-- start DATA TO PROCESS --
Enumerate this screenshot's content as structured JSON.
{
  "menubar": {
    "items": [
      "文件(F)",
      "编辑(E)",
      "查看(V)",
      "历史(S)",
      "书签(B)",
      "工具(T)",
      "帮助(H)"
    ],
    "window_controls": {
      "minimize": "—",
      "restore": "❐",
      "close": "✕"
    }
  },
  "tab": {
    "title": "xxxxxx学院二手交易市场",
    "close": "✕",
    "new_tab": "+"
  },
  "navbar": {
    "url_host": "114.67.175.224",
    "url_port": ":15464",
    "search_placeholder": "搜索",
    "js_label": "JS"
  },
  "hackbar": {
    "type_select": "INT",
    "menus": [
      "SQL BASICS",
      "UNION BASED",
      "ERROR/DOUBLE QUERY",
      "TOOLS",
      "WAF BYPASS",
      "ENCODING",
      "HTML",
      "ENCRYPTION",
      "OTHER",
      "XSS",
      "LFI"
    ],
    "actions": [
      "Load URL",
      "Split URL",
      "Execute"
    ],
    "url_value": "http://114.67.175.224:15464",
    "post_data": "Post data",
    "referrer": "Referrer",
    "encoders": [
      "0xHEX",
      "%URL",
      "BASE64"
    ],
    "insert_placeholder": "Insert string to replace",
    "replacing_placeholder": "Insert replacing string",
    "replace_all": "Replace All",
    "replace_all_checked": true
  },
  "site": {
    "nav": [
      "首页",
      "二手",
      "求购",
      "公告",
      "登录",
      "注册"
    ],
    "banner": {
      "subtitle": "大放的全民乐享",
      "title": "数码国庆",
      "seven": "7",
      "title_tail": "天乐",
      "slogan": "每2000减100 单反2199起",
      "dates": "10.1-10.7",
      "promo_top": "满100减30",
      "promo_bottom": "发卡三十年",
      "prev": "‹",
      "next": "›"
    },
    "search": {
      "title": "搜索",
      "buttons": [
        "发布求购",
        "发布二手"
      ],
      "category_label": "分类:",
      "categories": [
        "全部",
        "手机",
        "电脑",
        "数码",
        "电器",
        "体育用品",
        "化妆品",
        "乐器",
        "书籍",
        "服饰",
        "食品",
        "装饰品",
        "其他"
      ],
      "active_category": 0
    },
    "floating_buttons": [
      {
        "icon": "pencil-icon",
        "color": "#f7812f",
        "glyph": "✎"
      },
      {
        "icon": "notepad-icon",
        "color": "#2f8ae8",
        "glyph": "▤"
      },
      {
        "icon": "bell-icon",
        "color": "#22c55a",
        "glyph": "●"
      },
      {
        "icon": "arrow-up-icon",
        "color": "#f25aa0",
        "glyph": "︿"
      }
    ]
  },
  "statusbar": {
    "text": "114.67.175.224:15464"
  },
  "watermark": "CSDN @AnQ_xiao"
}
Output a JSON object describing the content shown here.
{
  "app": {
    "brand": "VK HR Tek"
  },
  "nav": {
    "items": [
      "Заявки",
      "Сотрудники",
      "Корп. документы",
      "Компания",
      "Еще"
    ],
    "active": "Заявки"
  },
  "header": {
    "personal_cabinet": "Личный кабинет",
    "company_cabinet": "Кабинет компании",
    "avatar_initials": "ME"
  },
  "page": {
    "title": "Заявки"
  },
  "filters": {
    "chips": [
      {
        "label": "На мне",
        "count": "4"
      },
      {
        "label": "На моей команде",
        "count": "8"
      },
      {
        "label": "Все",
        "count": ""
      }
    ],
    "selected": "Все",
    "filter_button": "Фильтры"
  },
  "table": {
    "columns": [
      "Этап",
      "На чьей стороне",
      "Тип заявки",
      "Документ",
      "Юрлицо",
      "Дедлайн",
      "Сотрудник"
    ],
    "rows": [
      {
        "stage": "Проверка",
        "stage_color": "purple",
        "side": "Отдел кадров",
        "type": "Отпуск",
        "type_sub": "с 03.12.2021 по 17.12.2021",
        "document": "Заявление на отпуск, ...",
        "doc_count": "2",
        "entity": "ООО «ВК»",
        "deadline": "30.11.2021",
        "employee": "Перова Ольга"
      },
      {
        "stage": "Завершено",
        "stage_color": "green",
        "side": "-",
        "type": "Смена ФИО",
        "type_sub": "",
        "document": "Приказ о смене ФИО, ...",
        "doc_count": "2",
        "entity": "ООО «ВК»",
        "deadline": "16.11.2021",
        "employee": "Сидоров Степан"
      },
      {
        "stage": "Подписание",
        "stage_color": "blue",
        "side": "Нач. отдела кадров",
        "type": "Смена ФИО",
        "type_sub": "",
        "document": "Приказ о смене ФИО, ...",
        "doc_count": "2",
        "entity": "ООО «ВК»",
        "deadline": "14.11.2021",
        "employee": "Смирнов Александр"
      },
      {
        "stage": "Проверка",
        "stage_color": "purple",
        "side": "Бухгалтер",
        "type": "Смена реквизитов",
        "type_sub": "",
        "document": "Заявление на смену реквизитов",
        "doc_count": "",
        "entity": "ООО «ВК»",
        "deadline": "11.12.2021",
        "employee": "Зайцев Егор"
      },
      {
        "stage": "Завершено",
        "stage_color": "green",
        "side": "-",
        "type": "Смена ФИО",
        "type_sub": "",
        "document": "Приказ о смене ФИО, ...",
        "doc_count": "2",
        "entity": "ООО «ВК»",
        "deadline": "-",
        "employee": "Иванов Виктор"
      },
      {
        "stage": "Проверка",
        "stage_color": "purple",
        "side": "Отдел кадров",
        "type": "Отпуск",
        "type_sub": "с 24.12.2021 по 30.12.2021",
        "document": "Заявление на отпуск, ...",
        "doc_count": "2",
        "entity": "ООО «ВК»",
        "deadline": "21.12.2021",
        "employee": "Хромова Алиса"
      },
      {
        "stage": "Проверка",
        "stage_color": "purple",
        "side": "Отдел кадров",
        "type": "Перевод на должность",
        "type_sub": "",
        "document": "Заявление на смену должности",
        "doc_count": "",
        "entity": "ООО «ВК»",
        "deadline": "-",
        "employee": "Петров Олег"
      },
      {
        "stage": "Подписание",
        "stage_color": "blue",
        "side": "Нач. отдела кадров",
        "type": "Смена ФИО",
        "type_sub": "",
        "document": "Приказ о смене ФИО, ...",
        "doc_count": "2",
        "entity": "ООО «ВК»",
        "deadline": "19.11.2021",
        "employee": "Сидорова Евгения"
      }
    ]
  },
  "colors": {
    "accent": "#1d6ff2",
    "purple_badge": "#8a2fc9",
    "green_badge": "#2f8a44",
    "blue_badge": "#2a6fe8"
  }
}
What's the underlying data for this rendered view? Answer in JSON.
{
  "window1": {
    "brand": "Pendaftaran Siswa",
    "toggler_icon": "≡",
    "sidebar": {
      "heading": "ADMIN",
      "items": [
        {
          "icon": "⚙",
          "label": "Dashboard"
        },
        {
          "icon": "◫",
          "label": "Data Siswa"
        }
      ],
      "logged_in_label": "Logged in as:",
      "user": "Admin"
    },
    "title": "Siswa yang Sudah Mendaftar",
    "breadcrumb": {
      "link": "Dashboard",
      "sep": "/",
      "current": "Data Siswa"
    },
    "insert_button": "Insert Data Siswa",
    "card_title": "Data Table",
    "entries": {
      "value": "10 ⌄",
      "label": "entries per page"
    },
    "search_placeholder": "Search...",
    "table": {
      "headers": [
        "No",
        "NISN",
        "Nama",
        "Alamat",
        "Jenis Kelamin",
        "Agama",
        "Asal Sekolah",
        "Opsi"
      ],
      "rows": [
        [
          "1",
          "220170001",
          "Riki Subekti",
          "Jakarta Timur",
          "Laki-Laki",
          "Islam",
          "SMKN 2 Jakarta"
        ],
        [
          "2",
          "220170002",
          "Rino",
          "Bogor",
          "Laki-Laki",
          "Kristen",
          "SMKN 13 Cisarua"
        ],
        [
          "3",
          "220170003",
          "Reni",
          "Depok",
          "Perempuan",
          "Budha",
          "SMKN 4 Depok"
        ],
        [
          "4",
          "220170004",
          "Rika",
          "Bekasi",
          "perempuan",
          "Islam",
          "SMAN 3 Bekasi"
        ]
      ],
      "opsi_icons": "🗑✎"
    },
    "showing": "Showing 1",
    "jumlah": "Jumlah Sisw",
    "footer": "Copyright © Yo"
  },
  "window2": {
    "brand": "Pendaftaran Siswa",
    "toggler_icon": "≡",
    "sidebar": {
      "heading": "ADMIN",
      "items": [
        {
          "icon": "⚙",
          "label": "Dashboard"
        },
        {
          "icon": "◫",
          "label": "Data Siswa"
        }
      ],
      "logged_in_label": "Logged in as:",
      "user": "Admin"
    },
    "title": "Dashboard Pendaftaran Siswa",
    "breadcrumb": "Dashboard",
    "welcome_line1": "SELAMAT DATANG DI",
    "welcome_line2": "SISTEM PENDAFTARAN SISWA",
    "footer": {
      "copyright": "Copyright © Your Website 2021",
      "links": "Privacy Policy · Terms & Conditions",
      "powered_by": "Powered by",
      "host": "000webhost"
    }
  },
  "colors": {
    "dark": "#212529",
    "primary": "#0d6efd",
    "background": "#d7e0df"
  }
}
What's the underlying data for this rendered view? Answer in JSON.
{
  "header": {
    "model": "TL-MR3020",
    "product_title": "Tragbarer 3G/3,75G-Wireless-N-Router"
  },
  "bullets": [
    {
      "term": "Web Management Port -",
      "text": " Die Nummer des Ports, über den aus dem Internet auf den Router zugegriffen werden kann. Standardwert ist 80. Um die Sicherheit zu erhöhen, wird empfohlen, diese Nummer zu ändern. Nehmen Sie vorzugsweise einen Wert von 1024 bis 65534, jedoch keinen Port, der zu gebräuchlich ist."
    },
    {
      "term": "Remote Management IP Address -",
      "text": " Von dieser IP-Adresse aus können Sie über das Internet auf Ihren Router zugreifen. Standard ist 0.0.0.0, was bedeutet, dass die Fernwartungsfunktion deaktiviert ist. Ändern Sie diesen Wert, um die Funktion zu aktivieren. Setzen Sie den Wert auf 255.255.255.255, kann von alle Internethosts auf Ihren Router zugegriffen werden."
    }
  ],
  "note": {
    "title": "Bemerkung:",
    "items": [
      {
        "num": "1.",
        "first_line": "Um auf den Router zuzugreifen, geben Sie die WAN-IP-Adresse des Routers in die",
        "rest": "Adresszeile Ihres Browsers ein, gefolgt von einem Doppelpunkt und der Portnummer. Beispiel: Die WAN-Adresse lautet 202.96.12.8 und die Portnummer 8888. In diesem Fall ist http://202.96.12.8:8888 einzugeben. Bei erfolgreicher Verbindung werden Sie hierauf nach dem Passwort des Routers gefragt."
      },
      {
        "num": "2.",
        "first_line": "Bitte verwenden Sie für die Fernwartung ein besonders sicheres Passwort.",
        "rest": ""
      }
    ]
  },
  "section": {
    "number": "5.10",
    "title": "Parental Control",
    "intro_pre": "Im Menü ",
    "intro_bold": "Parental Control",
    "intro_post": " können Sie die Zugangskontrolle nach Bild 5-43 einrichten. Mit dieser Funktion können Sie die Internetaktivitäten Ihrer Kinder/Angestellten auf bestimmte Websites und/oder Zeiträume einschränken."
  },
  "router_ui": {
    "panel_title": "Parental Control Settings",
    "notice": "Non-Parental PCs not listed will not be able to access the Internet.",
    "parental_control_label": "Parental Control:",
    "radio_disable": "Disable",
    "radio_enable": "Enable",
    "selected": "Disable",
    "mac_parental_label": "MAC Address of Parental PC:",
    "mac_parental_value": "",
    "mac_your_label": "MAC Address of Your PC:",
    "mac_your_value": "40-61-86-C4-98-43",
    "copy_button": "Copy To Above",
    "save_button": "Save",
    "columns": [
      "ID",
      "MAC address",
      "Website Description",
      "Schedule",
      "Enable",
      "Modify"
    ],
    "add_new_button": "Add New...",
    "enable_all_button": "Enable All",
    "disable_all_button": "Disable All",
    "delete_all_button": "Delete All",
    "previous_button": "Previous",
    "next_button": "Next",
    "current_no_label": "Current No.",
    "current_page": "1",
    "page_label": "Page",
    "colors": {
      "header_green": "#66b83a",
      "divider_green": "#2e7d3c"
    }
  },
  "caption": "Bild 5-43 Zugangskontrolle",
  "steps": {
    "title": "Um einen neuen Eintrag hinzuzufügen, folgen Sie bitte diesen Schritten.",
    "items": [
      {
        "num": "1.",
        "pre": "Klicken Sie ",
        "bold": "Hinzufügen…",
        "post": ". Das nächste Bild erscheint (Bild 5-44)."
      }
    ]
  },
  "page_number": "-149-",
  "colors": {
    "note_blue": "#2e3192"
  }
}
-- end DATA TO PROCESS --
**GOAL**
Go through the listing above and return every line where the word "Management" occurs.

**ANSWER FOR THE TASK**
      "term": "Web Management Port -",
      "term": "Remote Management IP Address -",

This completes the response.